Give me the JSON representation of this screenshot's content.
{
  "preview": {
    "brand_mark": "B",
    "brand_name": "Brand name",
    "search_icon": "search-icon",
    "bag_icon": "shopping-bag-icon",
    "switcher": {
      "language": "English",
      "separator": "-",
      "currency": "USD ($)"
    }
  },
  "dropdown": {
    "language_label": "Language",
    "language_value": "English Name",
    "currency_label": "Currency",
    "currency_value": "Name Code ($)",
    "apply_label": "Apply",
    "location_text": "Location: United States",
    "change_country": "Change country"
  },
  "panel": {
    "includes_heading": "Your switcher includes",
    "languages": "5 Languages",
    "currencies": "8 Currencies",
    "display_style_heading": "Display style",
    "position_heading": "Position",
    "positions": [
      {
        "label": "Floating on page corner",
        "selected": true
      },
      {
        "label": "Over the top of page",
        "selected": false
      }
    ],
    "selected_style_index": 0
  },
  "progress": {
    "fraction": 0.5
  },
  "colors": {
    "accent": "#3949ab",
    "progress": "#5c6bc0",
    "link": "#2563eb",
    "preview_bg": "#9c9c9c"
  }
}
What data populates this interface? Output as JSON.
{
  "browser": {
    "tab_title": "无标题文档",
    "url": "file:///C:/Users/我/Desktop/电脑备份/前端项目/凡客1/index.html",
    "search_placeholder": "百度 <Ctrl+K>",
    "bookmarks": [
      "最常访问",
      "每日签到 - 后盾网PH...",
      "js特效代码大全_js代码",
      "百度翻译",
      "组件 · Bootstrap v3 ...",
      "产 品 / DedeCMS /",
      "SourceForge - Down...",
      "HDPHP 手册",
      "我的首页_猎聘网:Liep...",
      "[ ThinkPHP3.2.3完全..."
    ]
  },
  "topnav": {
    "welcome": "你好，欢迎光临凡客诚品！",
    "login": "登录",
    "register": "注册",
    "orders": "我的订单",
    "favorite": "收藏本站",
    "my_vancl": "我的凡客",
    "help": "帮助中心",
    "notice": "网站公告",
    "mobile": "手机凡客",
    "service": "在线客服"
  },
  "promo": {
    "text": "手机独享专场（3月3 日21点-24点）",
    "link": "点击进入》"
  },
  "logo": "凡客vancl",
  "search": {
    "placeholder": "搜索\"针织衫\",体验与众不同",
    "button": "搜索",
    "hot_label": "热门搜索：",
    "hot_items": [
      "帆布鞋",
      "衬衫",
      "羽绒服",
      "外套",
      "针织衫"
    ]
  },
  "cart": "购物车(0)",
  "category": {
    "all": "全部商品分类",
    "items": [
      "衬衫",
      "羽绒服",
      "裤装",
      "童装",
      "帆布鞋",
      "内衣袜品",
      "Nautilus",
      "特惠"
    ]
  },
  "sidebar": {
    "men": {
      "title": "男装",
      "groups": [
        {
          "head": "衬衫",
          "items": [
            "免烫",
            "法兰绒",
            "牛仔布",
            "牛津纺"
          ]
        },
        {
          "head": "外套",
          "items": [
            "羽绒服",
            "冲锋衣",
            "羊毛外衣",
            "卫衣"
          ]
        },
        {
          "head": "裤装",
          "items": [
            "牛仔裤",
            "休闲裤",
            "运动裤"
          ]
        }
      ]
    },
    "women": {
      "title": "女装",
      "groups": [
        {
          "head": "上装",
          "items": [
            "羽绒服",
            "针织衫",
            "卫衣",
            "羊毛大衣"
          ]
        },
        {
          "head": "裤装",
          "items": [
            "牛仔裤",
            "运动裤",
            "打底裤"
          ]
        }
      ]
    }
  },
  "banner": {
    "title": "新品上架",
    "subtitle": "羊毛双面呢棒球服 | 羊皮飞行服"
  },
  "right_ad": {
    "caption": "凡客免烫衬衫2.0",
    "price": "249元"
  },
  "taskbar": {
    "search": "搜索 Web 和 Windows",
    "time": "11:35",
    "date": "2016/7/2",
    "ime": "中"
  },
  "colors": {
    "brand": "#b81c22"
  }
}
──────
- _WHAT YOU ARE ASKED TO DO_: Return the listing above word for word.

- _CORRECT ANSWER_:
Give me the JSON representation of this screenshot's content.
{
  "preview": {
    "brand_mark": "B",
    "brand_name": "Brand name",
    "search_icon": "search-icon",
    "bag_icon": "shopping-bag-icon",
    "switcher": {
      "language": "English",
      "separator": "-",
      "currency": "USD ($)"
    }
  },
  "dropdown": {
    "language_label": "Language",
    "language_value": "English Name",
    "currency_label": "Currency",
    "currency_value": "Name Code ($)",
    "apply_label": "Apply",
    "location_text": "Location: United States",
    "change_country": "Change country"
  },
  "panel": {
    "includes_heading": "Your switcher includes",
    "languages": "5 Languages",
    "currencies": "8 Currencies",
    "display_style_heading": "Display style",
    "position_heading": "Position",
    "positions": [
      {
        "label": "Floating on page corner",
        "selected": true
      },
      {
        "label": "Over the top of page",
        "selected": false
      }
    ],
    "selected_style_index": 0
  },
  "progress": {
    "fraction": 0.5
  },
  "colors": {
    "accent": "#3949ab",
    "progress": "#5c6bc0",
    "link": "#2563eb",
    "preview_bg": "#9c9c9c"
  }
}
What data populates this interface? Output as JSON.
{
  "browser": {
    "tab_title": "无标题文档",
    "url": "file:///C:/Users/我/Desktop/电脑备份/前端项目/凡客1/index.html",
    "search_placeholder": "百度 <Ctrl+K>",
    "bookmarks": [
      "最常访问",
      "每日签到 - 后盾网PH...",
      "js特效代码大全_js代码",
      "百度翻译",
      "组件 · Bootstrap v3 ...",
      "产 品 / DedeCMS /",
      "SourceForge - Down...",
      "HDPHP 手册",
      "我的首页_猎聘网:Liep...",
      "[ ThinkPHP3.2.3完全..."
    ]
  },
  "topnav": {
    "welcome": "你好，欢迎光临凡客诚品！",
    "login": "登录",
    "register": "注册",
    "orders": "我的订单",
    "favorite": "收藏本站",
    "my_vancl": "我的凡客",
    "help": "帮助中心",
    "notice": "网站公告",
    "mobile": "手机凡客",
    "service": "在线客服"
  },
  "promo": {
    "text": "手机独享专场（3月3 日21点-24点）",
    "link": "点击进入》"
  },
  "logo": "凡客vancl",
  "search": {
    "placeholder": "搜索\"针织衫\",体验与众不同",
    "button": "搜索",
    "hot_label": "热门搜索：",
    "hot_items": [
      "帆布鞋",
      "衬衫",
      "羽绒服",
      "外套",
      "针织衫"
    ]
  },
  "cart": "购物车(0)",
  "category": {
    "all": "全部商品分类",
    "items": [
      "衬衫",
      "羽绒服",
      "裤装",
      "童装",
      "帆布鞋",
      "内衣袜品",
      "Nautilus",
      "特惠"
    ]
  },
  "sidebar": {
    "men": {
      "title": "男装",
      "groups": [
        {
          "head": "衬衫",
          "items": [
            "免烫",
            "法兰绒",
            "牛仔布",
            "牛津纺"
          ]
        },
        {
          "head": "外套",
          "items": [
            "羽绒服",
            "冲锋衣",
            "羊毛外衣",
            "卫衣"
          ]
        },
        {
          "head": "裤装",
          "items": [
            "牛仔裤",
            "休闲裤",
            "运动裤"
          ]
        }
      ]
    },
    "women": {
      "title": "女装",
      "groups": [
        {
          "head": "上装",
          "items": [
            "羽绒服",
            "针织衫",
            "卫衣",
            "羊毛大衣"
          ]
        },
        {
          "head": "裤装",
          "items": [
            "牛仔裤",
            "运动裤",
            "打底裤"
          ]
        }
      ]
    }
  },
  "banner": {
    "title": "新品上架",
    "subtitle": "羊毛双面呢棒球服 | 羊皮飞行服"
  },
  "right_ad": {
    "caption": "凡客免烫衬衫2.0",
    "price": "249元"
  },
  "taskbar": {
    "search": "搜索 Web 和 Windows",
    "time": "11:35",
    "date": "2016/7/2",
    "ime": "中"
  },
  "colors": {
    "brand": "#b81c22"
  }
}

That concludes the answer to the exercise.